* [Exercise prompt]:
The data must be written out once more, precisely as given.

[Extracted data entries]
◇ ◇ ◇

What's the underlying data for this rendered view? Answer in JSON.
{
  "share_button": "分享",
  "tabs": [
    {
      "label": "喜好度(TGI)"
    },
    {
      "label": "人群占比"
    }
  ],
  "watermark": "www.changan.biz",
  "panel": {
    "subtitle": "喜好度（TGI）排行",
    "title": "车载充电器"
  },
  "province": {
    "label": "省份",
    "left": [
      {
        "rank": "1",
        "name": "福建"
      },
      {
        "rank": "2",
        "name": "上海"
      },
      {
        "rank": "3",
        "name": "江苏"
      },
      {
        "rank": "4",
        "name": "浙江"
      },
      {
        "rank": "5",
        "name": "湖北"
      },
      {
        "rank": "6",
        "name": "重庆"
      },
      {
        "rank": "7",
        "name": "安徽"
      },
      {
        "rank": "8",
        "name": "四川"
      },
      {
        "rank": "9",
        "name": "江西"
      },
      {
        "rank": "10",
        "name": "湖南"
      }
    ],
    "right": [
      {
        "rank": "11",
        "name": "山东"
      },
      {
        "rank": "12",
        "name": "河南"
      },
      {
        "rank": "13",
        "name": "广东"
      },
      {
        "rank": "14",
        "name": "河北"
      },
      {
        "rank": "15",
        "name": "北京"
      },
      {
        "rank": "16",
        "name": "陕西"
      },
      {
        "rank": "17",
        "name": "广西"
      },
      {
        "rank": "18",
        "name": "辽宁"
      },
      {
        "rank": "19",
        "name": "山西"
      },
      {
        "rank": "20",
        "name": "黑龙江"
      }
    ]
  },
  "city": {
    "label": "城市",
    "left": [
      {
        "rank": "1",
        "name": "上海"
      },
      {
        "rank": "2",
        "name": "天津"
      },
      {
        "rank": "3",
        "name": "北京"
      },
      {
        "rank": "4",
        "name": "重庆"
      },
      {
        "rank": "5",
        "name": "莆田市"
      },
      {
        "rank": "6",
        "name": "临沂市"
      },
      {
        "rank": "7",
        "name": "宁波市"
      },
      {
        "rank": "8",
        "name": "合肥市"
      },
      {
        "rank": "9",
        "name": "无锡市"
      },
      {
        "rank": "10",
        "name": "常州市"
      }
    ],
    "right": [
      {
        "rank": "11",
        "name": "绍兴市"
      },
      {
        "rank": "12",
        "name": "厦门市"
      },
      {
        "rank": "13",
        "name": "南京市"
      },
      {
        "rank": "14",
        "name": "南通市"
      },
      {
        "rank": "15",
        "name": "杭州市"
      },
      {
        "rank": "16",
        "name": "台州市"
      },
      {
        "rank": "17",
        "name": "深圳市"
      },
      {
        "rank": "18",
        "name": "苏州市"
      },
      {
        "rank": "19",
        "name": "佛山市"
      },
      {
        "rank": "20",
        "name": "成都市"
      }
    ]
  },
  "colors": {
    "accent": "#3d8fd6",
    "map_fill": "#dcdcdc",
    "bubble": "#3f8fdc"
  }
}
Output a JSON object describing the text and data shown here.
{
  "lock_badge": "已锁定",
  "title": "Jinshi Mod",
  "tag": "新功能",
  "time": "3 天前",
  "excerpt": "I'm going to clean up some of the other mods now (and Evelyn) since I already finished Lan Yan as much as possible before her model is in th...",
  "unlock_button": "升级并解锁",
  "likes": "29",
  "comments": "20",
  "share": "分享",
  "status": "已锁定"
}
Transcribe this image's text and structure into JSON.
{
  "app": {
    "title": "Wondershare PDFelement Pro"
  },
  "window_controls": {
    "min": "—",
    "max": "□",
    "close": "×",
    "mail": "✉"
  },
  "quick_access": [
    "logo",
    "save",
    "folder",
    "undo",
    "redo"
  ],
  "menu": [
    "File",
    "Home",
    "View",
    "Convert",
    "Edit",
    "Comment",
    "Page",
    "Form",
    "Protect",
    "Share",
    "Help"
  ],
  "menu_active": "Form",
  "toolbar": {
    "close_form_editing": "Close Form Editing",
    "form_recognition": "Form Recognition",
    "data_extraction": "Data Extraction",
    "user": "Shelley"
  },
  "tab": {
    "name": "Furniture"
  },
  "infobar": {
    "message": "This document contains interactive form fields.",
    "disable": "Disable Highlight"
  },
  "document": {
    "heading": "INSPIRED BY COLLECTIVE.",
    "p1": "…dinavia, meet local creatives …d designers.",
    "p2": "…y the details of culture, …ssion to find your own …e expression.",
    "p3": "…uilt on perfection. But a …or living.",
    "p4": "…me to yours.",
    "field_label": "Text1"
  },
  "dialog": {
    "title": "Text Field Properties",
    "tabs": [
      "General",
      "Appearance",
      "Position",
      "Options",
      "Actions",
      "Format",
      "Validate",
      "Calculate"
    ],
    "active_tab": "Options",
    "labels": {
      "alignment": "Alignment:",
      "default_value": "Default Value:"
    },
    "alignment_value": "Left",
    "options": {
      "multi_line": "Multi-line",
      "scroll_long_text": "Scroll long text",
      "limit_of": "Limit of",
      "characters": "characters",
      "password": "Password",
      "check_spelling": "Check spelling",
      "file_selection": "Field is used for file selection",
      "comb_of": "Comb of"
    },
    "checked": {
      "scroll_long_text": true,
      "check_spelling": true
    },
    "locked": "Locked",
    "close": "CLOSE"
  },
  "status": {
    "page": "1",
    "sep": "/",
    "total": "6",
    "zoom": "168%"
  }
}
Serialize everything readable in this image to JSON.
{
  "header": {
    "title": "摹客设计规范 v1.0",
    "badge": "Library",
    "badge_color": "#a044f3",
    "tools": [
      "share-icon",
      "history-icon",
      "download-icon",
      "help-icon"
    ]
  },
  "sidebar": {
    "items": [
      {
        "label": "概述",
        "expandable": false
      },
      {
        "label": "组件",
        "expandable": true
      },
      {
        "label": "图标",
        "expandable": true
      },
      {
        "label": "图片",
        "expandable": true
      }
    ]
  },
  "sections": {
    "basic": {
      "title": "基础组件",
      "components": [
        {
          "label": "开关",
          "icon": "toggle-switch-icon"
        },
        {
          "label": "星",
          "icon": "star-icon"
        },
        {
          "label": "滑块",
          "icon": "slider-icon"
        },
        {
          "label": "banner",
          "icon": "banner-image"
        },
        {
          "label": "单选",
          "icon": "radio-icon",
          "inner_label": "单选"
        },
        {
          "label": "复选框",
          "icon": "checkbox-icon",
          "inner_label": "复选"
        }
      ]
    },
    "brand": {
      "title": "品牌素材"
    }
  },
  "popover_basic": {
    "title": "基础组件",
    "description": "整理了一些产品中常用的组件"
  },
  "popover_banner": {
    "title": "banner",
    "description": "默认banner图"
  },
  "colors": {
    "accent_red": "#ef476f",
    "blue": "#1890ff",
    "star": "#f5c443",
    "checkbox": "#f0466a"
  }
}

◇ ◇ ◇

* [Written answer]:
What's the underlying data for this rendered view? Answer in JSON.
{
  "share_button": "分享",
  "tabs": [
    {
      "label": "喜好度(TGI)"
    },
    {
      "label": "人群占比"
    }
  ],
  "watermark": "www.changan.biz",
  "panel": {
    "subtitle": "喜好度（TGI）排行",
    "title": "车载充电器"
  },
  "province": {
    "label": "省份",
    "left": [
      {
        "rank": "1",
        "name": "福建"
      },
      {
        "rank": "2",
        "name": "上海"
      },
      {
        "rank": "3",
        "name": "江苏"
      },
      {
        "rank": "4",
        "name": "浙江"
      },
      {
        "rank": "5",
        "name": "湖北"
      },
      {
        "rank": "6",
        "name": "重庆"
      },
      {
        "rank": "7",
        "name": "安徽"
      },
      {
        "rank": "8",
        "name": "四川"
      },
      {
        "rank": "9",
        "name": "江西"
      },
      {
        "rank": "10",
        "name": "湖南"
      }
    ],
    "right": [
      {
        "rank": "11",
        "name": "山东"
      },
      {
        "rank": "12",
        "name": "河南"
      },
      {
        "rank": "13",
        "name": "广东"
      },
      {
        "rank": "14",
        "name": "河北"
      },
      {
        "rank": "15",
        "name": "北京"
      },
      {
        "rank": "16",
        "name": "陕西"
      },
      {
        "rank": "17",
        "name": "广西"
      },
      {
        "rank": "18",
        "name": "辽宁"
      },
      {
        "rank": "19",
        "name": "山西"
      },
      {
        "rank": "20",
        "name": "黑龙江"
      }
    ]
  },
  "city": {
    "label": "城市",
    "left": [
      {
        "rank": "1",
        "name": "上海"
      },
      {
        "rank": "2",
        "name": "天津"
      },
      {
        "rank": "3",
        "name": "北京"
      },
      {
        "rank": "4",
        "name": "重庆"
      },
      {
        "rank": "5",
        "name": "莆田市"
      },
      {
        "rank": "6",
        "name": "临沂市"
      },
      {
        "rank": "7",
        "name": "宁波市"
      },
      {
        "rank": "8",
        "name": "合肥市"
      },
      {
        "rank": "9",
        "name": "无锡市"
      },
      {
        "rank": "10",
        "name": "常州市"
      }
    ],
    "right": [
      {
        "rank": "11",
        "name": "绍兴市"
      },
      {
        "rank": "12",
        "name": "厦门市"
      },
      {
        "rank": "13",
        "name": "南京市"
      },
      {
        "rank": "14",
        "name": "南通市"
      },
      {
        "rank": "15",
        "name": "杭州市"
      },
      {
        "rank": "16",
        "name": "台州市"
      },
      {
        "rank": "17",
        "name": "深圳市"
      },
      {
        "rank": "18",
        "name": "苏州市"
      },
      {
        "rank": "19",
        "name": "佛山市"
      },
      {
        "rank": "20",
        "name": "成都市"
      }
    ]
  },
  "colors": {
    "accent": "#3d8fd6",
    "map_fill": "#dcdcdc",
    "bubble": "#3f8fdc"
  }
}
Output a JSON object describing the text and data shown here.
{
  "lock_badge": "已锁定",
  "title": "Jinshi Mod",
  "tag": "新功能",
  "time": "3 天前",
  "excerpt": "I'm going to clean up some of the other mods now (and Evelyn) since I already finished Lan Yan as much as possible before her model is in th...",
  "unlock_button": "升级并解锁",
  "likes": "29",
  "comments": "20",
  "share": "分享",
  "status": "已锁定"
}
Transcribe this image's text and structure into JSON.
{
  "app": {
    "title": "Wondershare PDFelement Pro"
  },
  "window_controls": {
    "min": "—",
    "max": "□",
    "close": "×",
    "mail": "✉"
  },
  "quick_access": [
    "logo",
    "save",
    "folder",
    "undo",
    "redo"
  ],
  "menu": [
    "File",
    "Home",
    "View",
    "Convert",
    "Edit",
    "Comment",
    "Page",
    "Form",
    "Protect",
    "Share",
    "Help"
  ],
  "menu_active": "Form",
  "toolbar": {
    "close_form_editing": "Close Form Editing",
    "form_recognition": "Form Recognition",
    "data_extraction": "Data Extraction",
    "user": "Shelley"
  },
  "tab": {
    "name": "Furniture"
  },
  "infobar": {
    "message": "This document contains interactive form fields.",
    "disable": "Disable Highlight"
  },
  "document": {
    "heading": "INSPIRED BY COLLECTIVE.",
    "p1": "…dinavia, meet local creatives …d designers.",
    "p2": "…y the details of culture, …ssion to find your own …e expression.",
    "p3": "…uilt on perfection. But a …or living.",
    "p4": "…me to yours.",
    "field_label": "Text1"
  },
  "dialog": {
    "title": "Text Field Properties",
    "tabs": [
      "General",
      "Appearance",
      "Position",
      "Options",
      "Actions",
      "Format",
      "Validate",
      "Calculate"
    ],
    "active_tab": "Options",
    "labels": {
      "alignment": "Alignment:",
      "default_value": "Default Value:"
    },
    "alignment_value": "Left",
    "options": {
      "multi_line": "Multi-line",
      "scroll_long_text": "Scroll long text",
      "limit_of": "Limit of",
      "characters": "characters",
      "password": "Password",
      "check_spelling": "Check spelling",
      "file_selection": "Field is used for file selection",
      "comb_of": "Comb of"
    },
    "checked": {
      "scroll_long_text": true,
      "check_spelling": true
    },
    "locked": "Locked",
    "close": "CLOSE"
  },
  "status": {
    "page": "1",
    "sep": "/",
    "total": "6",
    "zoom": "168%"
  }
}
Serialize everything readable in this image to JSON.
{
  "header": {
    "title": "摹客设计规范 v1.0",
    "badge": "Library",
    "badge_color": "#a044f3",
    "tools": [
      "share-icon",
      "history-icon",
      "download-icon",
      "help-icon"
    ]
  },
  "sidebar": {
    "items": [
      {
        "label": "概述",
        "expandable": false
      },
      {
        "label": "组件",
        "expandable": true
      },
      {
        "label": "图标",
        "expandable": true
      },
      {
        "label": "图片",
        "expandable": true
      }
    ]
  },
  "sections": {
    "basic": {
      "title": "基础组件",
      "components": [
        {
          "label": "开关",
          "icon": "toggle-switch-icon"
        },
        {
          "label": "星",
          "icon": "star-icon"
        },
        {
          "label": "滑块",
          "icon": "slider-icon"
        },
        {
          "label": "banner",
          "icon": "banner-image"
        },
        {
          "label": "单选",
          "icon": "radio-icon",
          "inner_label": "单选"
        },
        {
          "label": "复选框",
          "icon": "checkbox-icon",
          "inner_label": "复选"
        }
      ]
    },
    "brand": {
      "title": "品牌素材"
    }
  },
  "popover_basic": {
    "title": "基础组件",
    "description": "整理了一些产品中常用的组件"
  },
  "popover_banner": {
    "title": "banner",
    "description": "默认banner图"
  },
  "colors": {
    "accent_red": "#ef476f",
    "blue": "#1890ff",
    "star": "#f5c443",
    "checkbox": "#f0466a"
  }
}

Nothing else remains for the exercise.